[Dataset items]
--- Begin ---

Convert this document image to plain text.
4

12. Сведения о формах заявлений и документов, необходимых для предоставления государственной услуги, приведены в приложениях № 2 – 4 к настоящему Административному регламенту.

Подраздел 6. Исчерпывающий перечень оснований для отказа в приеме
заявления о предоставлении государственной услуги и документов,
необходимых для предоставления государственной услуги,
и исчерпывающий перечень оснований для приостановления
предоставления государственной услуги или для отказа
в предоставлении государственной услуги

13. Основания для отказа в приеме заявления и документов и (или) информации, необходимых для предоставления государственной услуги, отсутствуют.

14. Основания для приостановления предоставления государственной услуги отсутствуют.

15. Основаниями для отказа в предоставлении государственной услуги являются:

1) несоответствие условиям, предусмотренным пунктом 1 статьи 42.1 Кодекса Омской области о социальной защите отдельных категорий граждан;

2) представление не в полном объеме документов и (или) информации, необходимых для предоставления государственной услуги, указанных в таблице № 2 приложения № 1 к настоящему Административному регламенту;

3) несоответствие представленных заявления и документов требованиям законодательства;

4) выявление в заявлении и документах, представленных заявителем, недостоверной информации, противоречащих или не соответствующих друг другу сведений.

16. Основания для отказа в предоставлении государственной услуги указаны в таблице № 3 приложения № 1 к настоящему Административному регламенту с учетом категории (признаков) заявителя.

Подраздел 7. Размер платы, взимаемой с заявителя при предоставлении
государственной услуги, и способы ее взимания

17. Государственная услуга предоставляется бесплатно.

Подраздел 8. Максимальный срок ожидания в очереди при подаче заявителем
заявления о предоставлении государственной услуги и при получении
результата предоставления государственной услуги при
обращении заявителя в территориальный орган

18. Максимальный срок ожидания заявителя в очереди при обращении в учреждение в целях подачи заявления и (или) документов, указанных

--- End ---
--- Begin ---

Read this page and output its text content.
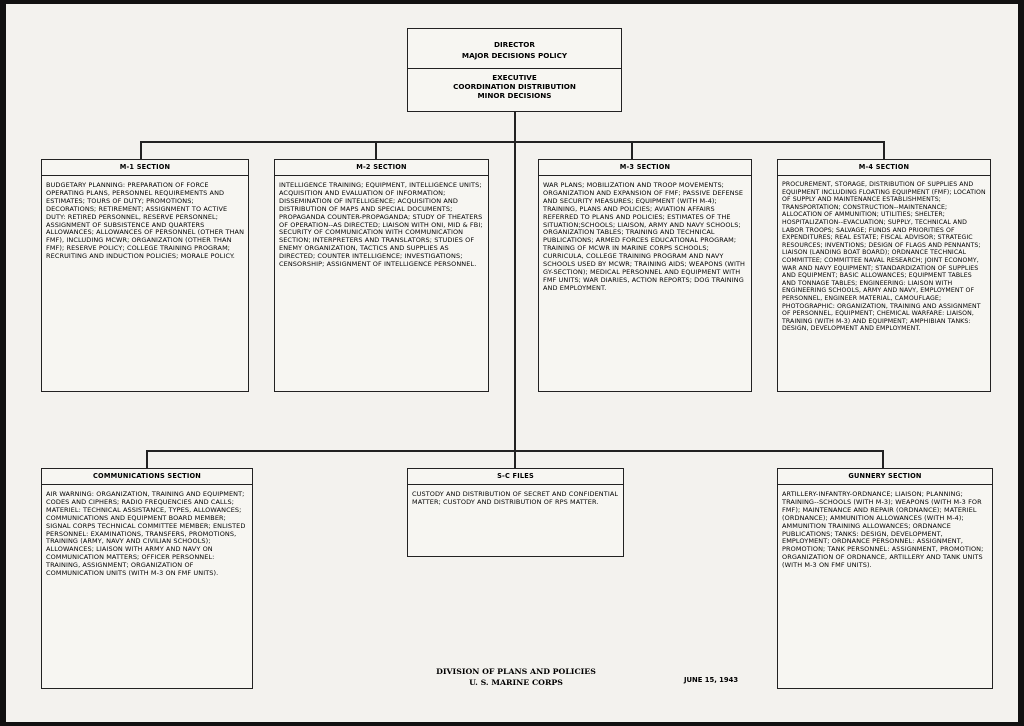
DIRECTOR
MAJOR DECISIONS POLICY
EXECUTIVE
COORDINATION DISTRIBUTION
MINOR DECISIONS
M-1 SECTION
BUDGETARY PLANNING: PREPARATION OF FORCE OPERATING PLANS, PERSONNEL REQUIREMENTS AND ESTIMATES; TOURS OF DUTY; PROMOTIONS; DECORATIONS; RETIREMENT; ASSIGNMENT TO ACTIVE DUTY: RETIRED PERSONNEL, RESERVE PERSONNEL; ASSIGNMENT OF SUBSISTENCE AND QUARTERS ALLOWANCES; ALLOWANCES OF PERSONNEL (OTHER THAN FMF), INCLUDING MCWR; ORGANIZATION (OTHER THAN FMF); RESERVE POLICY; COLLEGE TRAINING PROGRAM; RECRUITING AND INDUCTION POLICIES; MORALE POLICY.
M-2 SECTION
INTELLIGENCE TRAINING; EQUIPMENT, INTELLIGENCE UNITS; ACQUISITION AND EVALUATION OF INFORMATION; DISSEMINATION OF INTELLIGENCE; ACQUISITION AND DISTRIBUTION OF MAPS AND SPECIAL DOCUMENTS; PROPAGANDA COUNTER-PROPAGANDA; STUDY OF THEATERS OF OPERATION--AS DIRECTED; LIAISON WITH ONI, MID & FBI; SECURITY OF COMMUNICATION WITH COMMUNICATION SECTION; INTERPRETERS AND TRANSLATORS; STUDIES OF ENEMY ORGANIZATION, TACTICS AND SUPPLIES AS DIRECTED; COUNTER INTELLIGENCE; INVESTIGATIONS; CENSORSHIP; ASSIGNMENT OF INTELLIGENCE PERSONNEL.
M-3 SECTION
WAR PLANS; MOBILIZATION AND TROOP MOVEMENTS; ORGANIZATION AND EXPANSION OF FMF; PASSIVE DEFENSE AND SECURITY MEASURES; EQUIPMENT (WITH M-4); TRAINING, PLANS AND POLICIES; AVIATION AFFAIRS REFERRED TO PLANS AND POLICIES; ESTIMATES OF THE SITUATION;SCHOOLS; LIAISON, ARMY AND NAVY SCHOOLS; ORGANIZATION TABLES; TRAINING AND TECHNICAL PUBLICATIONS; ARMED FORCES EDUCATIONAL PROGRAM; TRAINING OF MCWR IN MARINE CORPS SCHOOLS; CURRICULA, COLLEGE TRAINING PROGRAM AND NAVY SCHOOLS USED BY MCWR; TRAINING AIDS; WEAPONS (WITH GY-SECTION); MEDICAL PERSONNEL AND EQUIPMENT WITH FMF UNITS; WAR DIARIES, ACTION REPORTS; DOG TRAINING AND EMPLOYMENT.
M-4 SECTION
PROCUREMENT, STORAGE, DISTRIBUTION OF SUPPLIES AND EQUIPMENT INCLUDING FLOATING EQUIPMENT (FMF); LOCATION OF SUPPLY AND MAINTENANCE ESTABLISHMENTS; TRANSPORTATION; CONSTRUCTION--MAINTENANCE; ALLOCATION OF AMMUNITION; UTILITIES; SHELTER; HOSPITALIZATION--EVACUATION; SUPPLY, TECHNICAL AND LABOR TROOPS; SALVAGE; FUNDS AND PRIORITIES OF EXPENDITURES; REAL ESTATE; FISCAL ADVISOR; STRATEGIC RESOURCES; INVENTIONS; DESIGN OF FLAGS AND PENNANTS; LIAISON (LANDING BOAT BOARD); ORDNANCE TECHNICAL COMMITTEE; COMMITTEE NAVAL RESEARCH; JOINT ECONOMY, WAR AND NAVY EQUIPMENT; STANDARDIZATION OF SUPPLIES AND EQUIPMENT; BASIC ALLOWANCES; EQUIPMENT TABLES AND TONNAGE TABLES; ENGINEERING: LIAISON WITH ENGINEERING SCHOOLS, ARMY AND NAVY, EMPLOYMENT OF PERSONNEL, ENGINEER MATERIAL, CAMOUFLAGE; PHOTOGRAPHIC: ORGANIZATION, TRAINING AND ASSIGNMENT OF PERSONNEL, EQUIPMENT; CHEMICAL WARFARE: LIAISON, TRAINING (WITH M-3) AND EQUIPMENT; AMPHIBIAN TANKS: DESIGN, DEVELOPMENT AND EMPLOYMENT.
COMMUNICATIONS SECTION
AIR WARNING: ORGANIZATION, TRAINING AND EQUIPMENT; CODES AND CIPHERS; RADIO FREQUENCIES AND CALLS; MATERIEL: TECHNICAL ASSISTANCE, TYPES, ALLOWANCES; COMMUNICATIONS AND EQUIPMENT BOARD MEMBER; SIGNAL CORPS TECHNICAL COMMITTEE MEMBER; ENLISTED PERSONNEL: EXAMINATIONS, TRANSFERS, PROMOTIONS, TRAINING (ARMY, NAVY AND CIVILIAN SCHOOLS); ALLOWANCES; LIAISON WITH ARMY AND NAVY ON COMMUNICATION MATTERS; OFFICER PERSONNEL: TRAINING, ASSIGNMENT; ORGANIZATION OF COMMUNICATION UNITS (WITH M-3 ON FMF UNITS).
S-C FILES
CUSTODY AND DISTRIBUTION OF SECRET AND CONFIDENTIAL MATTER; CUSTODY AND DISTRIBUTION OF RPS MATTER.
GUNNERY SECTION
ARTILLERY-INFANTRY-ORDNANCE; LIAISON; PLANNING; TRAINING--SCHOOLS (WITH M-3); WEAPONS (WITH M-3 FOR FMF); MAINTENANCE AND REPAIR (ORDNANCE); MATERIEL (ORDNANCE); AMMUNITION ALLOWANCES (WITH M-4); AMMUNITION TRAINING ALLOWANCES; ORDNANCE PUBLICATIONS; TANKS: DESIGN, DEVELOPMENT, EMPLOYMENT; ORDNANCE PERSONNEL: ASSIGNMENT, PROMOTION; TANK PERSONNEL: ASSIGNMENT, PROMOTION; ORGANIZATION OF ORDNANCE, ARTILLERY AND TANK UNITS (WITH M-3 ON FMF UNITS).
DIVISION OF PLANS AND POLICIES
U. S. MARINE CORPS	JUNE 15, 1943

--- End ---

Aim of the task: Only lines holding the string "MATERIEL" are wanted; gather each one from the entries above.

The output:
AIR WARNING: ORGANIZATION, TRAINING AND EQUIPMENT; CODES AND CIPHERS; RADIO FREQUENCIES AND CALLS; MATERIEL: TECHNICAL ASSISTANCE, TYPES, ALLOWANCES; COMMUNICATIONS AND EQUIPMENT BOARD MEMBER; SIGNAL CORPS TECHNICAL COMMITTEE MEMBER; ENLISTED PERSONNEL: EXAMINATIONS, TRANSFERS, PROMOTIONS, TRAINING (ARMY, NAVY AND CIVILIAN SCHOOLS); ALLOWANCES; LIAISON WITH ARMY AND NAVY ON COMMUNICATION MATTERS; OFFICER PERSONNEL: TRAINING, ASSIGNMENT; ORGANIZATION OF COMMUNICATION UNITS (WITH M-3 ON FMF UNITS).
ARTILLERY-INFANTRY-ORDNANCE; LIAISON; PLANNING; TRAINING--SCHOOLS (WITH M-3); WEAPONS (WITH M-3 FOR FMF); MAINTENANCE AND REPAIR (ORDNANCE); MATERIEL (ORDNANCE); AMMUNITION ALLOWANCES (WITH M-4); AMMUNITION TRAINING ALLOWANCES; ORDNANCE PUBLICATIONS; TANKS: DESIGN, DEVELOPMENT, EMPLOYMENT; ORDNANCE PERSONNEL: ASSIGNMENT, PROMOTION; TANK PERSONNEL: ASSIGNMENT, PROMOTION; ORGANIZATION OF ORDNANCE, ARTILLERY AND TANK UNITS (WITH M-3 ON FMF UNITS).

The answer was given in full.